** BEGIN Listing **

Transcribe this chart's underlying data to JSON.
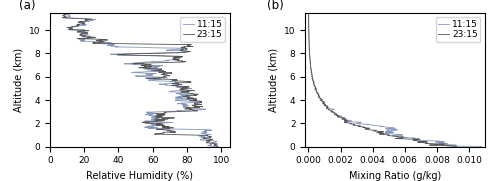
{
  "title_a": "(a)",
  "title_b": "(b)",
  "xlabel_a": "Relative Humidity (%)",
  "xlabel_b": "Mixing Ratio (g/kg)",
  "ylabel": "Altitude (km)",
  "xlim_a": [
    0,
    105
  ],
  "xlim_b": [
    -0.0002,
    0.011
  ],
  "ylim": [
    0,
    11.5
  ],
  "xticks_a": [
    0,
    20,
    40,
    60,
    80,
    100
  ],
  "xticks_b": [
    0.0,
    0.002,
    0.004,
    0.006,
    0.008,
    0.01
  ],
  "yticks": [
    0,
    2,
    4,
    6,
    8,
    10
  ],
  "legend_labels": [
    "11:15",
    "23:15"
  ],
  "color_blue": "#8899bb",
  "color_black": "#555555",
  "linewidth": 0.6,
  "figsize": [
    5.0,
    1.81
  ],
  "dpi": 100
}
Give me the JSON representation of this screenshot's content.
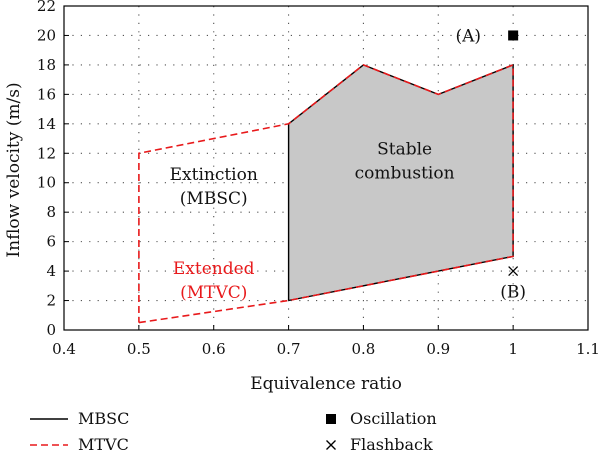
{
  "chart_data": {
    "type": "line",
    "xlabel": "Equivalence ratio",
    "ylabel": "Inflow velocity (m/s)",
    "xlim": [
      0.4,
      1.1
    ],
    "ylim": [
      0,
      22
    ],
    "x_ticks": [
      0.4,
      0.5,
      0.6,
      0.7,
      0.8,
      0.9,
      1.0,
      1.1
    ],
    "x_tick_labels": [
      "0.4",
      "0.5",
      "0.6",
      "0.7",
      "0.8",
      "0.9",
      "1",
      "1.1"
    ],
    "y_ticks": [
      0,
      2,
      4,
      6,
      8,
      10,
      12,
      14,
      16,
      18,
      20,
      22
    ],
    "y_tick_labels": [
      "0",
      "2",
      "4",
      "6",
      "8",
      "10",
      "12",
      "14",
      "16",
      "18",
      "20",
      "22"
    ],
    "grid": true,
    "legend_placement": "bottom",
    "series": [
      {
        "name": "MBSC",
        "style": "solid",
        "color": "#000000",
        "fill": "#c8c8c8",
        "points": [
          [
            0.7,
            2
          ],
          [
            0.8,
            3
          ],
          [
            0.9,
            4
          ],
          [
            1.0,
            5
          ],
          [
            1.0,
            18
          ],
          [
            0.9,
            16
          ],
          [
            0.8,
            18
          ],
          [
            0.7,
            14
          ],
          [
            0.7,
            2
          ]
        ]
      },
      {
        "name": "MTVC",
        "style": "dashed",
        "color": "#e8191b",
        "points": [
          [
            0.5,
            0.5
          ],
          [
            0.7,
            2
          ],
          [
            0.8,
            3
          ],
          [
            0.9,
            4
          ],
          [
            1.0,
            5
          ],
          [
            1.0,
            18
          ],
          [
            0.9,
            16
          ],
          [
            0.8,
            18
          ],
          [
            0.7,
            14
          ],
          [
            0.5,
            12
          ],
          [
            0.5,
            0.5
          ]
        ]
      },
      {
        "name": "Oscillation",
        "marker": "square",
        "color": "#000000",
        "points": [
          [
            1.0,
            20
          ]
        ]
      },
      {
        "name": "Flashback",
        "marker": "x",
        "color": "#000000",
        "points": [
          [
            1.0,
            4
          ]
        ]
      }
    ],
    "annotations": [
      {
        "id": "stable",
        "lines": [
          "Stable",
          "combustion"
        ],
        "x": 0.855,
        "y": 11.9,
        "color": "#111111"
      },
      {
        "id": "extinction",
        "lines": [
          "Extinction",
          "(MBSC)"
        ],
        "x": 0.6,
        "y": 10.2,
        "color": "#111111"
      },
      {
        "id": "extended",
        "lines": [
          "Extended",
          "(MTVC)"
        ],
        "x": 0.6,
        "y": 3.8,
        "color": "#e8191b"
      },
      {
        "id": "label-a",
        "lines": [
          "(A)"
        ],
        "x": 0.94,
        "y": 19.6,
        "color": "#111111"
      },
      {
        "id": "label-b",
        "lines": [
          "(B)"
        ],
        "x": 1.0,
        "y": 2.2,
        "color": "#111111"
      }
    ]
  }
}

** END Listing **

Exercise aim: Give the number of lines in the records that contain the string "this", with no other output.

Task output: 2